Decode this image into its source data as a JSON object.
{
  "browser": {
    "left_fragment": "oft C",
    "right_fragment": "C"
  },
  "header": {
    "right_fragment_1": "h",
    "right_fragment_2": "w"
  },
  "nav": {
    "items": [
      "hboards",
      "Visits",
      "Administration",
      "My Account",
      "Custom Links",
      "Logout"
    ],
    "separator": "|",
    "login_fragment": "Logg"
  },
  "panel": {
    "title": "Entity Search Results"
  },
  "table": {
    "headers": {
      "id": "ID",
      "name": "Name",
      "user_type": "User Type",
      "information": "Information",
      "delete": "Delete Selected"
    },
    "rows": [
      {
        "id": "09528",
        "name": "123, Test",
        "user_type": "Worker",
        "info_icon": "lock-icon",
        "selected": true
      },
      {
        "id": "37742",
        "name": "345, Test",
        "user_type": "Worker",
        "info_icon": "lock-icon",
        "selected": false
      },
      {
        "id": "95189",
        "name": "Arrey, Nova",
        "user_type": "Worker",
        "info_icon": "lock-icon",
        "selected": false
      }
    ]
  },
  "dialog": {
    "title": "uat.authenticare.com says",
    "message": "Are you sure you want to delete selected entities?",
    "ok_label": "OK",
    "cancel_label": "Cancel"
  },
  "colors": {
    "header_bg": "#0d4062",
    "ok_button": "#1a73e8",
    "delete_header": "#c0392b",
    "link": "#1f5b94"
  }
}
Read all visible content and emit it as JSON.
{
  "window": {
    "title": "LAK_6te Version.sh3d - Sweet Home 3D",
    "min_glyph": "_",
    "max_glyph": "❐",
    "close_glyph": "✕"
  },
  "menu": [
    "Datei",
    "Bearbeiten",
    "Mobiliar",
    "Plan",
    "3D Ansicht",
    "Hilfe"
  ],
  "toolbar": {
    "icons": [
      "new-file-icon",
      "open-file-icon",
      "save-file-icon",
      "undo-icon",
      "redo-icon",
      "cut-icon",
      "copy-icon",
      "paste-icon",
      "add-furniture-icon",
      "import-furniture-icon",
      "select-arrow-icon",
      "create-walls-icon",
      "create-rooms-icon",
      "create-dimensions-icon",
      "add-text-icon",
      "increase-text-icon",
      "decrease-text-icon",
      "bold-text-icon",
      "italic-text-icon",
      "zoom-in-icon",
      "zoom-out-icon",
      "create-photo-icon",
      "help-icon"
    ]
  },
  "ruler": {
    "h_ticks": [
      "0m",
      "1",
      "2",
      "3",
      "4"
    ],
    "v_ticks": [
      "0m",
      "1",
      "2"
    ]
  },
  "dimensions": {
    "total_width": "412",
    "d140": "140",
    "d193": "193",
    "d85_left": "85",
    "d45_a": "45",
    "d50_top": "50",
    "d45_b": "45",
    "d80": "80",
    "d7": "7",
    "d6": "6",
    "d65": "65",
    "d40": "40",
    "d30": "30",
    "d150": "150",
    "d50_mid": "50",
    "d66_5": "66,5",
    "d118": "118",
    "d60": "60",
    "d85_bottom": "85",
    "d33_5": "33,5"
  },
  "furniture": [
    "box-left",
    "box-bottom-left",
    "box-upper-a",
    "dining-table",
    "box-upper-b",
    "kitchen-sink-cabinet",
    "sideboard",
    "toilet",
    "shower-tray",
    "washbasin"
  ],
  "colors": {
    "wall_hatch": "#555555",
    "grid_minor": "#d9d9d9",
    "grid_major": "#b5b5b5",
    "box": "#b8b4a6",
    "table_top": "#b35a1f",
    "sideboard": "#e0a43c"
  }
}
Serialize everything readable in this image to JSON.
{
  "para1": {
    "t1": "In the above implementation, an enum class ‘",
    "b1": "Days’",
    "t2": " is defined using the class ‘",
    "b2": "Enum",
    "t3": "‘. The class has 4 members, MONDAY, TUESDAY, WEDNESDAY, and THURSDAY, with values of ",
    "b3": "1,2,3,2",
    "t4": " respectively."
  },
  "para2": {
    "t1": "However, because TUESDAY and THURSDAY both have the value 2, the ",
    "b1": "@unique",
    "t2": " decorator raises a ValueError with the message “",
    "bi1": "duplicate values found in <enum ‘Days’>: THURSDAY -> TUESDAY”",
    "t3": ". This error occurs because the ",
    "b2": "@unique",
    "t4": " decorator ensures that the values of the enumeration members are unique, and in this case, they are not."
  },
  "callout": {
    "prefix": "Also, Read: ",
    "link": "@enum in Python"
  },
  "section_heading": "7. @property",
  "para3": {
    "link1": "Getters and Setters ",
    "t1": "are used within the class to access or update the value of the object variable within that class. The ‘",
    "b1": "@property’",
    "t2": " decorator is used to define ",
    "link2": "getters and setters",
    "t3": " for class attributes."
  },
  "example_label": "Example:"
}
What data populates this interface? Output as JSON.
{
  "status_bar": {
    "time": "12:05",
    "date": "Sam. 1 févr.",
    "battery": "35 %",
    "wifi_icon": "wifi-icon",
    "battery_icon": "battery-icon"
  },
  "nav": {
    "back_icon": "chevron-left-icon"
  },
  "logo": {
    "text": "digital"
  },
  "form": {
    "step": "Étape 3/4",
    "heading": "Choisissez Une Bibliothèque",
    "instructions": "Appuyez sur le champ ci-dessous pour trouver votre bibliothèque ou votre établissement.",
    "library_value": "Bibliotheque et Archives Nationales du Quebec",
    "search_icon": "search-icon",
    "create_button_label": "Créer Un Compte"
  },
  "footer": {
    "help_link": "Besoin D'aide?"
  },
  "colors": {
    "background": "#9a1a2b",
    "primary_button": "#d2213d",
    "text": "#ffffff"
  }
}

+===+

• _GOAL_: Quote the entire listing above exactly.

• _OUTPUT OF THE TASK_:
Decode this image into its source data as a JSON object.
{
  "browser": {
    "left_fragment": "oft C",
    "right_fragment": "C"
  },
  "header": {
    "right_fragment_1": "h",
    "right_fragment_2": "w"
  },
  "nav": {
    "items": [
      "hboards",
      "Visits",
      "Administration",
      "My Account",
      "Custom Links",
      "Logout"
    ],
    "separator": "|",
    "login_fragment": "Logg"
  },
  "panel": {
    "title": "Entity Search Results"
  },
  "table": {
    "headers": {
      "id": "ID",
      "name": "Name",
      "user_type": "User Type",
      "information": "Information",
      "delete": "Delete Selected"
    },
    "rows": [
      {
        "id": "09528",
        "name": "123, Test",
        "user_type": "Worker",
        "info_icon": "lock-icon",
        "selected": true
      },
      {
        "id": "37742",
        "name": "345, Test",
        "user_type": "Worker",
        "info_icon": "lock-icon",
        "selected": false
      },
      {
        "id": "95189",
        "name": "Arrey, Nova",
        "user_type": "Worker",
        "info_icon": "lock-icon",
        "selected": false
      }
    ]
  },
  "dialog": {
    "title": "uat.authenticare.com says",
    "message": "Are you sure you want to delete selected entities?",
    "ok_label": "OK",
    "cancel_label": "Cancel"
  },
  "colors": {
    "header_bg": "#0d4062",
    "ok_button": "#1a73e8",
    "delete_header": "#c0392b",
    "link": "#1f5b94"
  }
}
Read all visible content and emit it as JSON.
{
  "window": {
    "title": "LAK_6te Version.sh3d - Sweet Home 3D",
    "min_glyph": "_",
    "max_glyph": "❐",
    "close_glyph": "✕"
  },
  "menu": [
    "Datei",
    "Bearbeiten",
    "Mobiliar",
    "Plan",
    "3D Ansicht",
    "Hilfe"
  ],
  "toolbar": {
    "icons": [
      "new-file-icon",
      "open-file-icon",
      "save-file-icon",
      "undo-icon",
      "redo-icon",
      "cut-icon",
      "copy-icon",
      "paste-icon",
      "add-furniture-icon",
      "import-furniture-icon",
      "select-arrow-icon",
      "create-walls-icon",
      "create-rooms-icon",
      "create-dimensions-icon",
      "add-text-icon",
      "increase-text-icon",
      "decrease-text-icon",
      "bold-text-icon",
      "italic-text-icon",
      "zoom-in-icon",
      "zoom-out-icon",
      "create-photo-icon",
      "help-icon"
    ]
  },
  "ruler": {
    "h_ticks": [
      "0m",
      "1",
      "2",
      "3",
      "4"
    ],
    "v_ticks": [
      "0m",
      "1",
      "2"
    ]
  },
  "dimensions": {
    "total_width": "412",
    "d140": "140",
    "d193": "193",
    "d85_left": "85",
    "d45_a": "45",
    "d50_top": "50",
    "d45_b": "45",
    "d80": "80",
    "d7": "7",
    "d6": "6",
    "d65": "65",
    "d40": "40",
    "d30": "30",
    "d150": "150",
    "d50_mid": "50",
    "d66_5": "66,5",
    "d118": "118",
    "d60": "60",
    "d85_bottom": "85",
    "d33_5": "33,5"
  },
  "furniture": [
    "box-left",
    "box-bottom-left",
    "box-upper-a",
    "dining-table",
    "box-upper-b",
    "kitchen-sink-cabinet",
    "sideboard",
    "toilet",
    "shower-tray",
    "washbasin"
  ],
  "colors": {
    "wall_hatch": "#555555",
    "grid_minor": "#d9d9d9",
    "grid_major": "#b5b5b5",
    "box": "#b8b4a6",
    "table_top": "#b35a1f",
    "sideboard": "#e0a43c"
  }
}
Serialize everything readable in this image to JSON.
{
  "para1": {
    "t1": "In the above implementation, an enum class ‘",
    "b1": "Days’",
    "t2": " is defined using the class ‘",
    "b2": "Enum",
    "t3": "‘. The class has 4 members, MONDAY, TUESDAY, WEDNESDAY, and THURSDAY, with values of ",
    "b3": "1,2,3,2",
    "t4": " respectively."
  },
  "para2": {
    "t1": "However, because TUESDAY and THURSDAY both have the value 2, the ",
    "b1": "@unique",
    "t2": " decorator raises a ValueError with the message “",
    "bi1": "duplicate values found in <enum ‘Days’>: THURSDAY -> TUESDAY”",
    "t3": ". This error occurs because the ",
    "b2": "@unique",
    "t4": " decorator ensures that the values of the enumeration members are unique, and in this case, they are not."
  },
  "callout": {
    "prefix": "Also, Read: ",
    "link": "@enum in Python"
  },
  "section_heading": "7. @property",
  "para3": {
    "link1": "Getters and Setters ",
    "t1": "are used within the class to access or update the value of the object variable within that class. The ‘",
    "b1": "@property’",
    "t2": " decorator is used to define ",
    "link2": "getters and setters",
    "t3": " for class attributes."
  },
  "example_label": "Example:"
}
What data populates this interface? Output as JSON.
{
  "status_bar": {
    "time": "12:05",
    "date": "Sam. 1 févr.",
    "battery": "35 %",
    "wifi_icon": "wifi-icon",
    "battery_icon": "battery-icon"
  },
  "nav": {
    "back_icon": "chevron-left-icon"
  },
  "logo": {
    "text": "digital"
  },
  "form": {
    "step": "Étape 3/4",
    "heading": "Choisissez Une Bibliothèque",
    "instructions": "Appuyez sur le champ ci-dessous pour trouver votre bibliothèque ou votre établissement.",
    "library_value": "Bibliotheque et Archives Nationales du Quebec",
    "search_icon": "search-icon",
    "create_button_label": "Créer Un Compte"
  },
  "footer": {
    "help_link": "Besoin D'aide?"
  },
  "colors": {
    "background": "#9a1a2b",
    "primary_button": "#d2213d",
    "text": "#ffffff"
  }
}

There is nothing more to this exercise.